(EXERCISE BRIEF):
Write out the entries verbatim and leave the images out of the copy.

## START

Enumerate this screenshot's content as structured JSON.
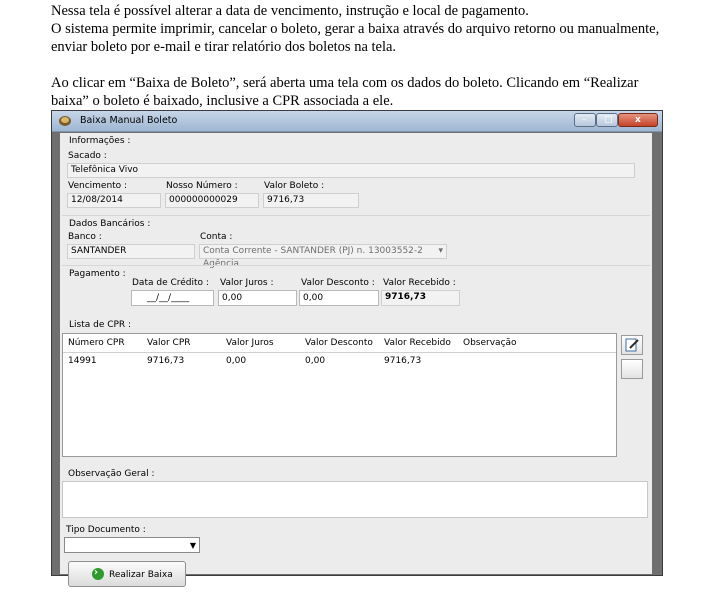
{
  "doc": {
    "line1": "Nessa tela é possível alterar a data de vencimento, instrução e local de pagamento.",
    "line2": "O sistema permite imprimir, cancelar o boleto, gerar a baixa através do arquivo retorno ou manualmente,",
    "line3": "enviar boleto por e-mail e tirar relatório dos boletos na tela.",
    "line4": "Ao clicar em “Baixa de Boleto”, será aberta uma tela com os dados do boleto. Clicando em “Realizar",
    "line5": "baixa” o boleto é baixado, inclusive a CPR associada a ele."
  },
  "window": {
    "title": "Baixa Manual Boleto",
    "min_glyph": "–",
    "max_glyph": "□",
    "close_glyph": "x"
  },
  "info": {
    "section": "Informações :",
    "sacado_label": "Sacado :",
    "sacado_value": "Telefônica Vivo",
    "vencimento_label": "Vencimento :",
    "vencimento_value": "12/08/2014",
    "nosso_numero_label": "Nosso Número :",
    "nosso_numero_value": "000000000029",
    "valor_boleto_label": "Valor Boleto :",
    "valor_boleto_value": "9716,73"
  },
  "bank": {
    "section": "Dados Bancários :",
    "banco_label": "Banco :",
    "banco_value": "SANTANDER",
    "conta_label": "Conta :",
    "conta_value": "Conta Corrente - SANTANDER (PJ) n. 13003552-2  Agência"
  },
  "payment": {
    "section": "Pagamento :",
    "data_credito_label": "Data de Crédito :",
    "data_credito_value": "__/__/____",
    "juros_label": "Valor Juros :",
    "juros_value": "0,00",
    "desconto_label": "Valor Desconto :",
    "desconto_value": "0,00",
    "recebido_label": "Valor Recebido :",
    "recebido_value": "9716,73"
  },
  "cpr": {
    "section": "Lista de CPR :",
    "columns": [
      "Número CPR",
      "Valor CPR",
      "Valor Juros",
      "Valor Desconto",
      "Valor Recebido",
      "Observação"
    ],
    "rows": [
      [
        "14991",
        "9716,73",
        "0,00",
        "0,00",
        "9716,73",
        ""
      ]
    ]
  },
  "obs": {
    "label": "Observação Geral :"
  },
  "tipo": {
    "label": "Tipo Documento :",
    "value": ""
  },
  "action": {
    "label": "Realizar Baixa"
  },
  "colors": {
    "titlebar": "#b4c8e0",
    "window_bg": "#ececec",
    "close": "#c5432a",
    "ok_icon": "#2f9b2f"
  }
}
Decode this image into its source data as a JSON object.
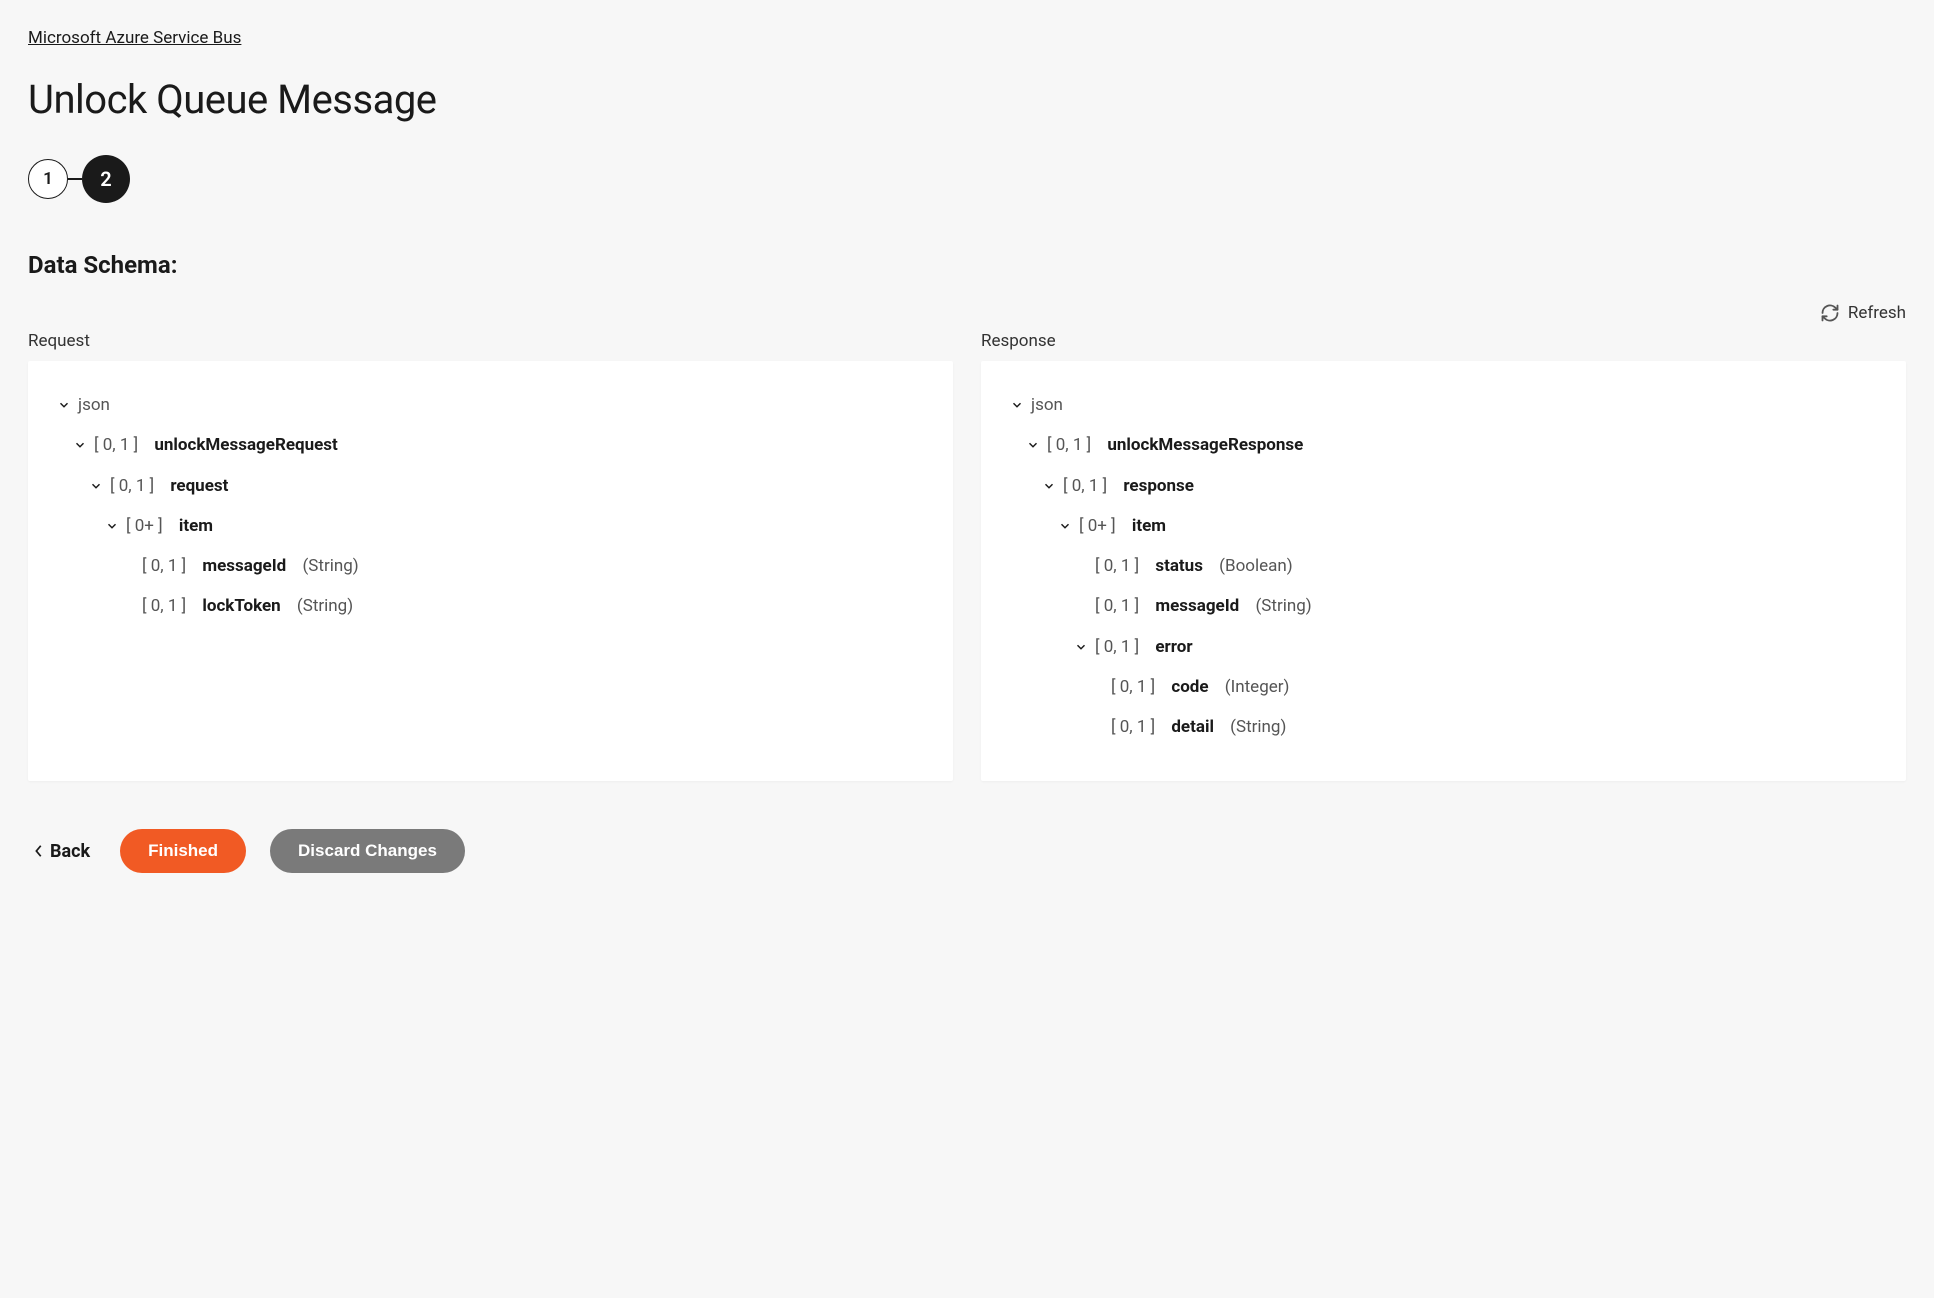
{
  "breadcrumb": "Microsoft Azure Service Bus",
  "page_title": "Unlock Queue Message",
  "stepper": {
    "step1": "1",
    "step2": "2"
  },
  "section_title": "Data Schema:",
  "refresh_label": "Refresh",
  "columns": {
    "request": "Request",
    "response": "Response"
  },
  "cardinality": {
    "zero_one": "[ 0, 1 ]",
    "zero_plus": "[ 0+ ]"
  },
  "types": {
    "string": "(String)",
    "boolean": "(Boolean)",
    "integer": "(Integer)"
  },
  "request_tree": {
    "root": "json",
    "n1": "unlockMessageRequest",
    "n2": "request",
    "n3": "item",
    "n4": "messageId",
    "n5": "lockToken"
  },
  "response_tree": {
    "root": "json",
    "n1": "unlockMessageResponse",
    "n2": "response",
    "n3": "item",
    "n4": "status",
    "n5": "messageId",
    "n6": "error",
    "n7": "code",
    "n8": "detail"
  },
  "footer": {
    "back": "Back",
    "finished": "Finished",
    "discard": "Discard Changes"
  }
}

## END

(CORRECT RESULT):
Enumerate this screenshot's content as structured JSON.
{
  "doc": {
    "line1": "Nessa tela é possível alterar a data de vencimento, instrução e local de pagamento.",
    "line2": "O sistema permite imprimir, cancelar o boleto, gerar a baixa através do arquivo retorno ou manualmente,",
    "line3": "enviar boleto por e-mail e tirar relatório dos boletos na tela.",
    "line4": "Ao clicar em “Baixa de Boleto”, será aberta uma tela com os dados do boleto. Clicando em “Realizar",
    "line5": "baixa” o boleto é baixado, inclusive a CPR associada a ele."
  },
  "window": {
    "title": "Baixa Manual Boleto",
    "min_glyph": "–",
    "max_glyph": "□",
    "close_glyph": "x"
  },
  "info": {
    "section": "Informações :",
    "sacado_label": "Sacado :",
    "sacado_value": "Telefônica Vivo",
    "vencimento_label": "Vencimento :",
    "vencimento_value": "12/08/2014",
    "nosso_numero_label": "Nosso Número :",
    "nosso_numero_value": "000000000029",
    "valor_boleto_label": "Valor Boleto :",
    "valor_boleto_value": "9716,73"
  },
  "bank": {
    "section": "Dados Bancários :",
    "banco_label": "Banco :",
    "banco_value": "SANTANDER",
    "conta_label": "Conta :",
    "conta_value": "Conta Corrente - SANTANDER (PJ) n. 13003552-2  Agência"
  },
  "payment": {
    "section": "Pagamento :",
    "data_credito_label": "Data de Crédito :",
    "data_credito_value": "__/__/____",
    "juros_label": "Valor Juros :",
    "juros_value": "0,00",
    "desconto_label": "Valor Desconto :",
    "desconto_value": "0,00",
    "recebido_label": "Valor Recebido :",
    "recebido_value": "9716,73"
  },
  "cpr": {
    "section": "Lista de CPR :",
    "columns": [
      "Número CPR",
      "Valor CPR",
      "Valor Juros",
      "Valor Desconto",
      "Valor Recebido",
      "Observação"
    ],
    "rows": [
      [
        "14991",
        "9716,73",
        "0,00",
        "0,00",
        "9716,73",
        ""
      ]
    ]
  },
  "obs": {
    "label": "Observação Geral :"
  },
  "tipo": {
    "label": "Tipo Documento :",
    "value": ""
  },
  "action": {
    "label": "Realizar Baixa"
  },
  "colors": {
    "titlebar": "#b4c8e0",
    "window_bg": "#ececec",
    "close": "#c5432a",
    "ok_icon": "#2f9b2f"
  }
}
Decode this image into its source data as a JSON object.
{
  "breadcrumb": "Microsoft Azure Service Bus",
  "page_title": "Unlock Queue Message",
  "stepper": {
    "step1": "1",
    "step2": "2"
  },
  "section_title": "Data Schema:",
  "refresh_label": "Refresh",
  "columns": {
    "request": "Request",
    "response": "Response"
  },
  "cardinality": {
    "zero_one": "[ 0, 1 ]",
    "zero_plus": "[ 0+ ]"
  },
  "types": {
    "string": "(String)",
    "boolean": "(Boolean)",
    "integer": "(Integer)"
  },
  "request_tree": {
    "root": "json",
    "n1": "unlockMessageRequest",
    "n2": "request",
    "n3": "item",
    "n4": "messageId",
    "n5": "lockToken"
  },
  "response_tree": {
    "root": "json",
    "n1": "unlockMessageResponse",
    "n2": "response",
    "n3": "item",
    "n4": "status",
    "n5": "messageId",
    "n6": "error",
    "n7": "code",
    "n8": "detail"
  },
  "footer": {
    "back": "Back",
    "finished": "Finished",
    "discard": "Discard Changes"
  }
}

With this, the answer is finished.